## Available data
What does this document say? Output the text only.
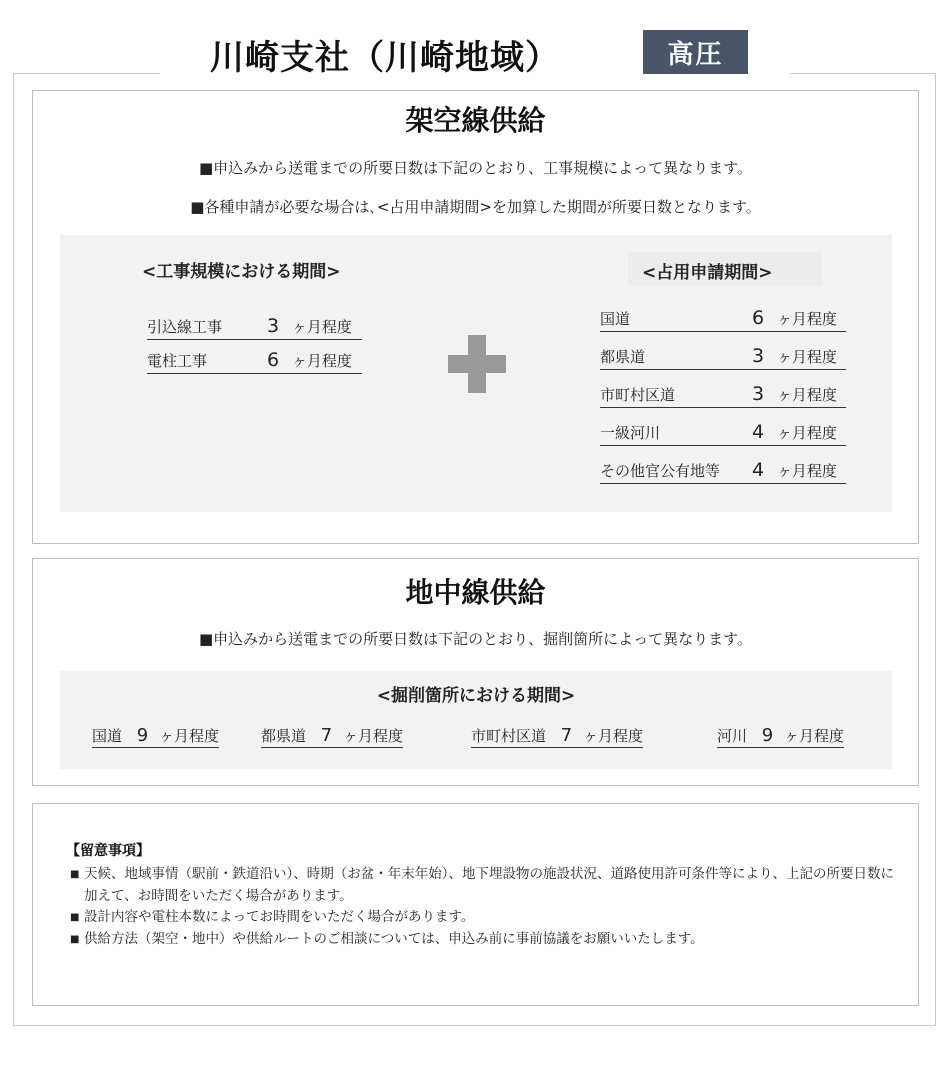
川崎支社（川崎地域）	高圧
架空線供給
■申込みから送電までの所要日数は下記のとおり、工事規模によって異なります。
■各種申請が必要な場合は､<占用申請期間>を加算した期間が所要日数となります。
<工事規模における期間>
引込線工事 3 ヶ月程度
電柱工事	6 ヶ月程度
<占用申請期間>
国道	6 ヶ月程度
都県道	3 ヶ月程度
市町村区道	3 ヶ月程度
一級河川	4 ヶ月程度
その他官公有地等 4 ヶ月程度
地中線供給
■申込みから送電までの所要日数は下記のとおり、掘削箇所によって異なります。
<掘削箇所における期間>
国道 9 ヶ月程度	都県道 7 ヶ月程度	市町村区道 7 ヶ月程度	河川 9 ヶ月程度
【留意事項】
■ 天候、地域事情（駅前・鉄道沿い）、時期（お盆・年末年始）、地下埋設物の施設状況、道路使用許可条件等により、上記の所要日数に加えて、お時間をいただく場合があります。
■ 設計内容や電柱本数によってお時間をいただく場合があります。
■ 供給方法（架空・地中）や供給ルートのご相談については、申込み前に事前協議をお願いいたします。
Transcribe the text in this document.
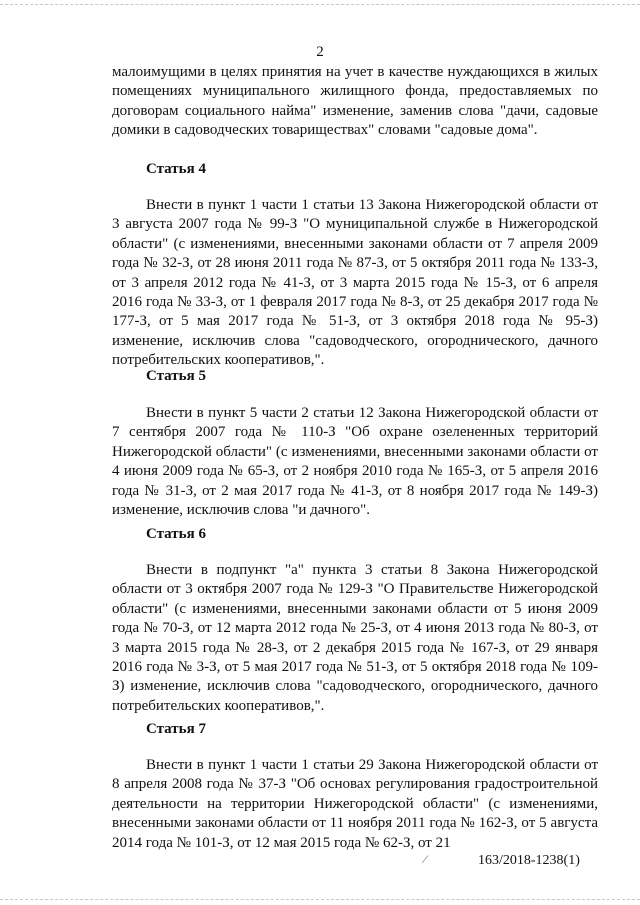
2

малоимущими в целях принятия на учет в качестве нуждающихся в жилых помещениях муниципального жилищного фонда, предоставляемых по договорам социального найма" изменение, заменив слова "дачи, садовые домики в садоводческих товариществах" словами "садовые дома".

Статья 4

Внести в пункт 1 части 1 статьи 13 Закона Нижегородской области от 3 августа 2007 года № 99-З "О муниципальной службе в Нижегородской области" (с изменениями, внесенными законами области от 7 апреля 2009 года № 32-З, от 28 июня 2011 года № 87-З, от 5 октября 2011 года № 133-З, от 3 апреля 2012 года № 41-З, от 3 марта 2015 года № 15-З, от 6 апреля 2016 года № 33-З, от 1 февраля 2017 года № 8-З, от 25 декабря 2017 года № 177-З, от 5 мая 2017 года № 51-З, от 3 октября 2018 года № 95-З) изменение, исключив слова "садоводческого, огороднического, дачного потребительских кооперативов,".

Статья 5

Внести в пункт 5 части 2 статьи 12 Закона Нижегородской области от 7 сентября 2007 года № 110-З "Об охране озелененных территорий Нижегородской области" (с изменениями, внесенными законами области от 4 июня 2009 года № 65-З, от 2 ноября 2010 года № 165-З, от 5 апреля 2016 года № 31-З, от 2 мая 2017 года № 41-З, от 8 ноября 2017 года № 149-З) изменение, исключив слова "и дачного".

Статья 6

Внести в подпункт "а" пункта 3 статьи 8 Закона Нижегородской области от 3 октября 2007 года № 129-З "О Правительстве Нижегородской области" (с изменениями, внесенными законами области от 5 июня 2009 года № 70-З, от 12 марта 2012 года № 25-З, от 4 июня 2013 года № 80-З, от 3 марта 2015 года № 28-З, от 2 декабря 2015 года № 167-З, от 29 января 2016 года № 3-З, от 5 мая 2017 года № 51-З, от 5 октября 2018 года № 109-З) изменение, исключив слова "садоводческого, огороднического, дачного потребительских кооперативов,".

Статья 7

Внести в пункт 1 части 1 статьи 29 Закона Нижегородской области от 8 апреля 2008 года № 37-З "Об основах регулирования градостроительной деятельности на территории Нижегородской области" (с изменениями, внесенными законами области от 11 ноября 2011 года № 162-З, от 5 августа 2014 года № 101-З, от 12 мая 2015 года № 62-З, от 21

⁄	163/2018-1238(1)
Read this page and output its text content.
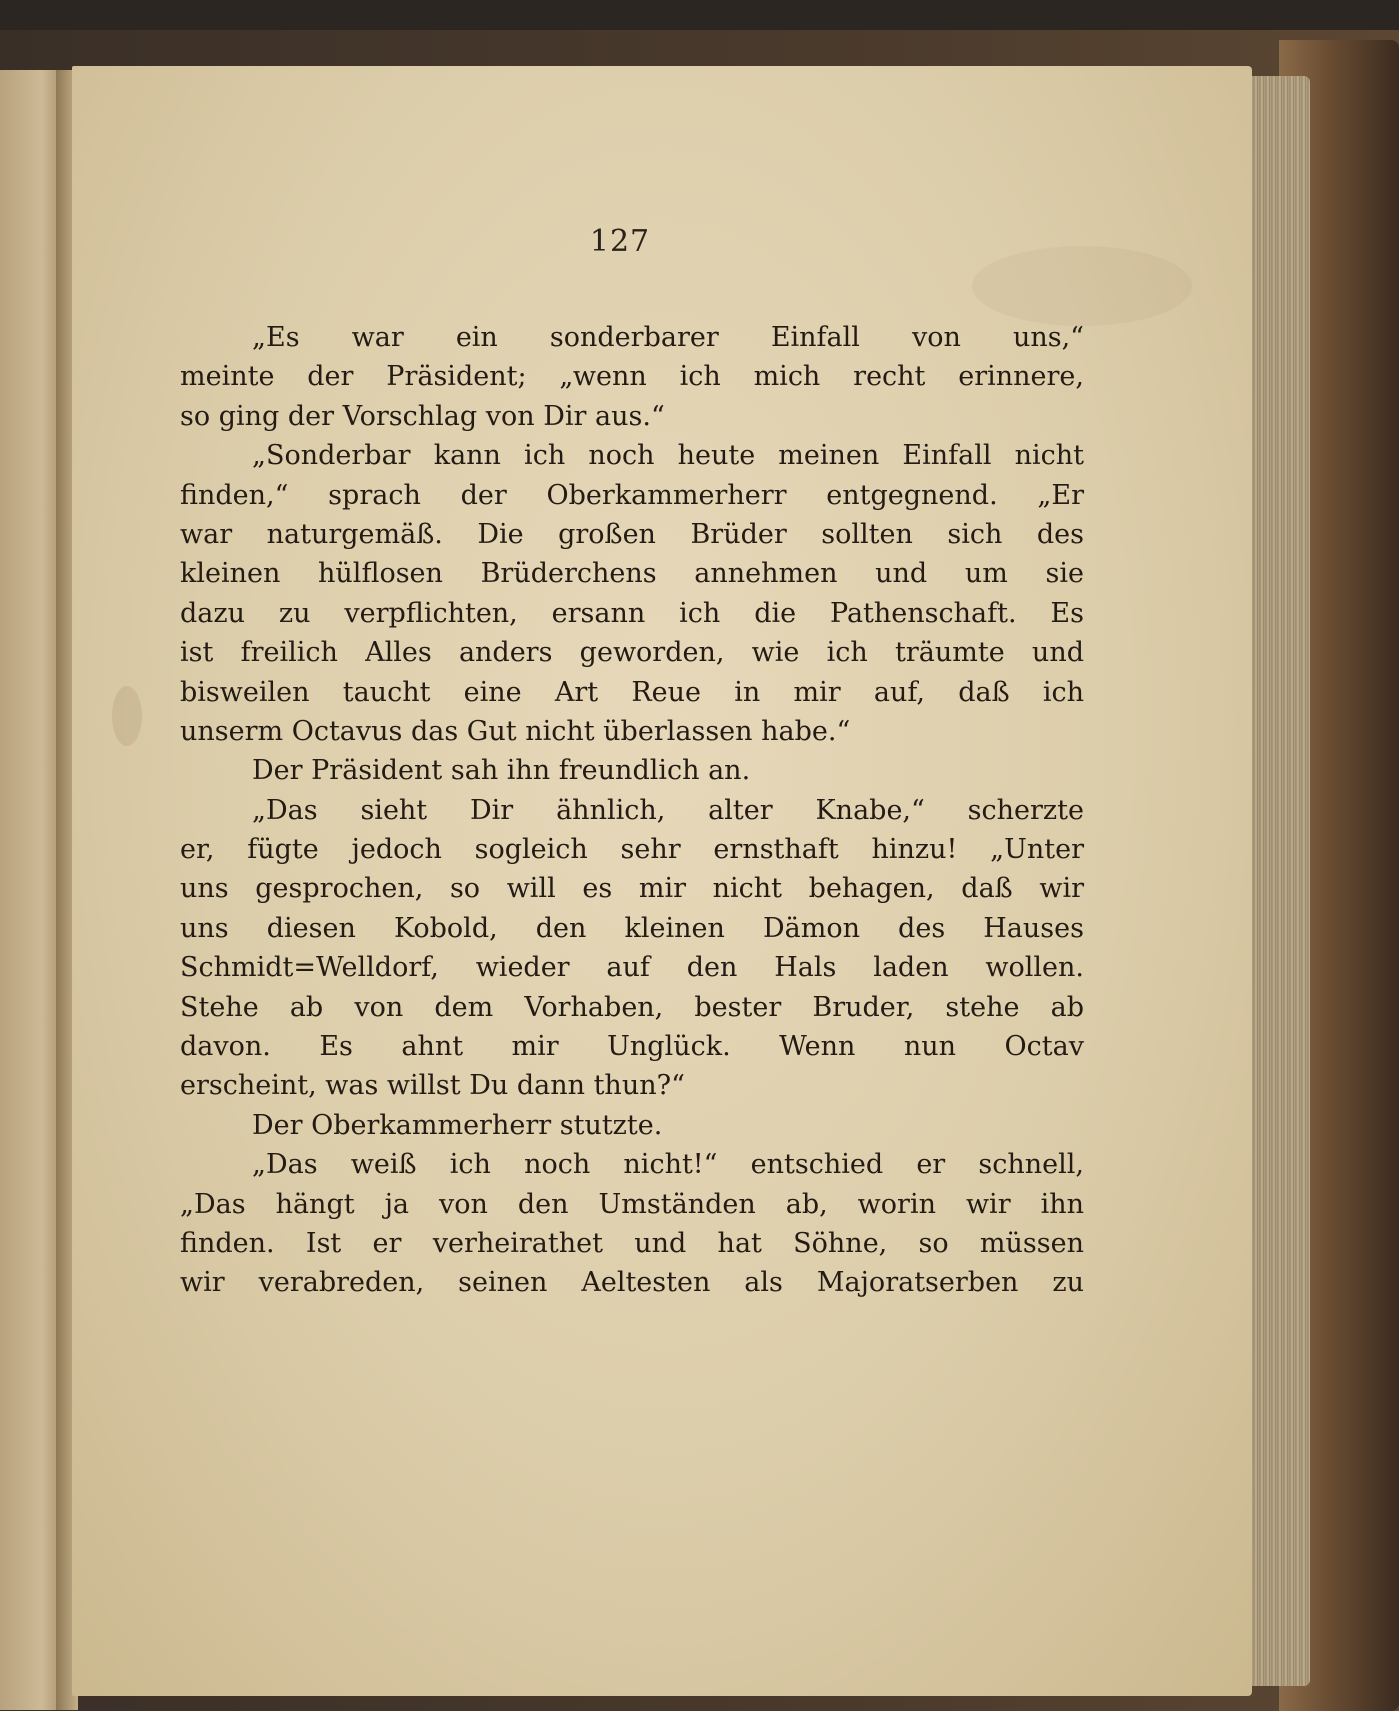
127
„Es war ein sonderbarer Einfall von uns,“
meinte der Präsident; „wenn ich mich recht erinnere,
so ging der Vorschlag von Dir aus.“
„Sonderbar kann ich noch heute meinen Einfall nicht
finden,“ sprach der Oberkammerherr entgegnend. „Er
war naturgemäß. Die großen Brüder sollten sich des
kleinen hülflosen Brüderchens annehmen und um sie
dazu zu verpflichten, ersann ich die Pathenschaft. Es
ist freilich Alles anders geworden, wie ich träumte und
bisweilen taucht eine Art Reue in mir auf, daß ich
unserm Octavus das Gut nicht überlassen habe.“
Der Präsident sah ihn freundlich an.
„Das sieht Dir ähnlich, alter Knabe,“ scherzte
er, fügte jedoch sogleich sehr ernsthaft hinzu! „Unter
uns gesprochen, so will es mir nicht behagen, daß wir
uns diesen Kobold, den kleinen Dämon des Hauses
Schmidt=Welldorf, wieder auf den Hals laden wollen.
Stehe ab von dem Vorhaben, bester Bruder, stehe ab
davon. Es ahnt mir Unglück. Wenn nun Octav
erscheint, was willst Du dann thun?“
Der Oberkammerherr stutzte.
„Das weiß ich noch nicht!“ entschied er schnell,
„Das hängt ja von den Umständen ab, worin wir ihn
finden. Ist er verheirathet und hat Söhne, so müssen
wir verabreden, seinen Aeltesten als Majoratserben zu
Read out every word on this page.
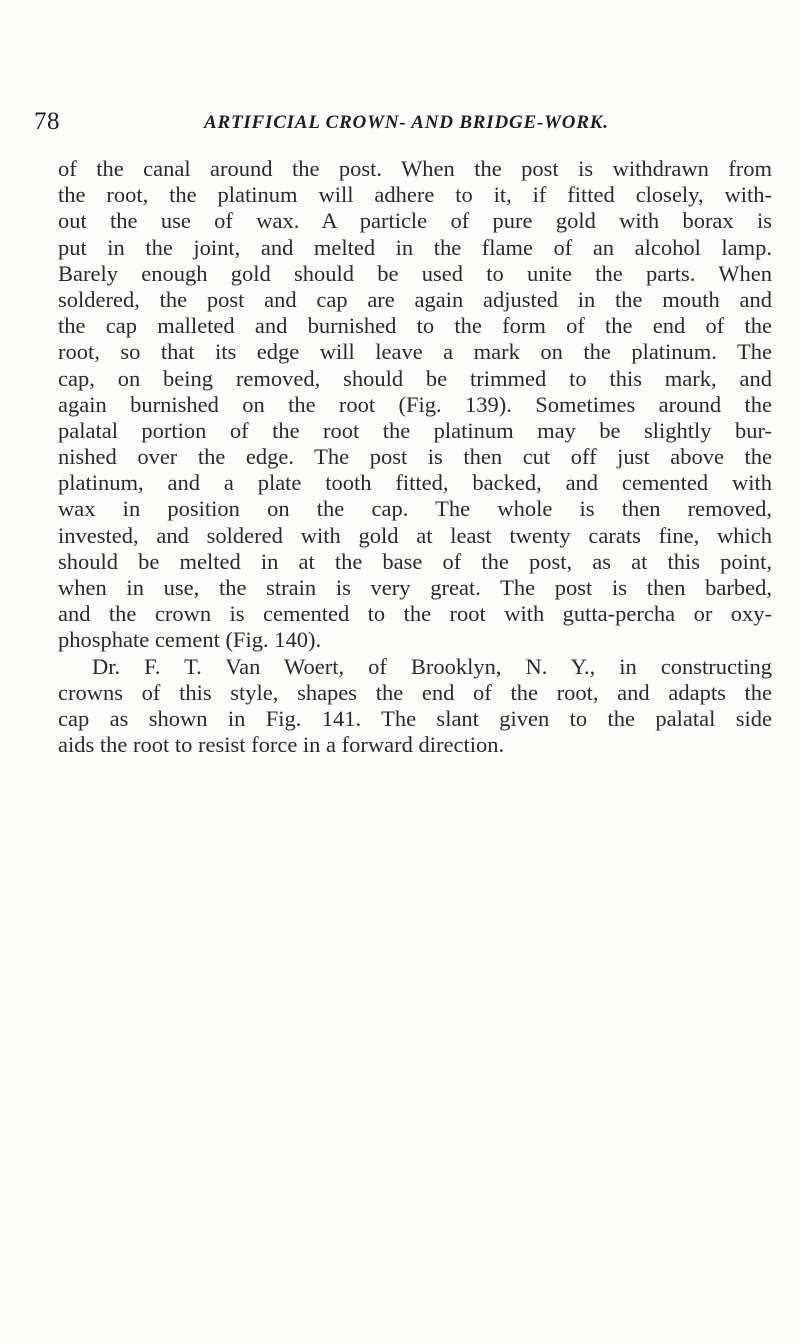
78	ARTIFICIAL CROWN- AND BRIDGE-WORK.
of the canal around the post. When the post is withdrawn from
the root, the platinum will adhere to it, if fitted closely, with-
out the use of wax. A particle of pure gold with borax is
put in the joint, and melted in the flame of an alcohol lamp.
Barely enough gold should be used to unite the parts. When
soldered, the post and cap are again adjusted in the mouth and
the cap malleted and burnished to the form of the end of the
root, so that its edge will leave a mark on the platinum. The
cap, on being removed, should be trimmed to this mark, and
again burnished on the root (Fig. 139). Sometimes around the
palatal portion of the root the platinum may be slightly bur-
nished over the edge. The post is then cut off just above the
platinum, and a plate tooth fitted, backed, and cemented with
wax in position on the cap. The whole is then removed,
invested, and soldered with gold at least twenty carats fine, which
should be melted in at the base of the post, as at this point,
when in use, the strain is very great. The post is then barbed,
and the crown is cemented to the root with gutta-percha or oxy-
phosphate cement (Fig. 140).
Dr. F. T. Van Woert, of Brooklyn, N. Y., in constructing
crowns of this style, shapes the end of the root, and adapts the
cap as shown in Fig. 141. The slant given to the palatal side
aids the root to resist force in a forward direction.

## Description of the task
Go through the entries above and pull out each line with "page" in it.

## Task response
Read this page and output its text content.
Read out every word on this page.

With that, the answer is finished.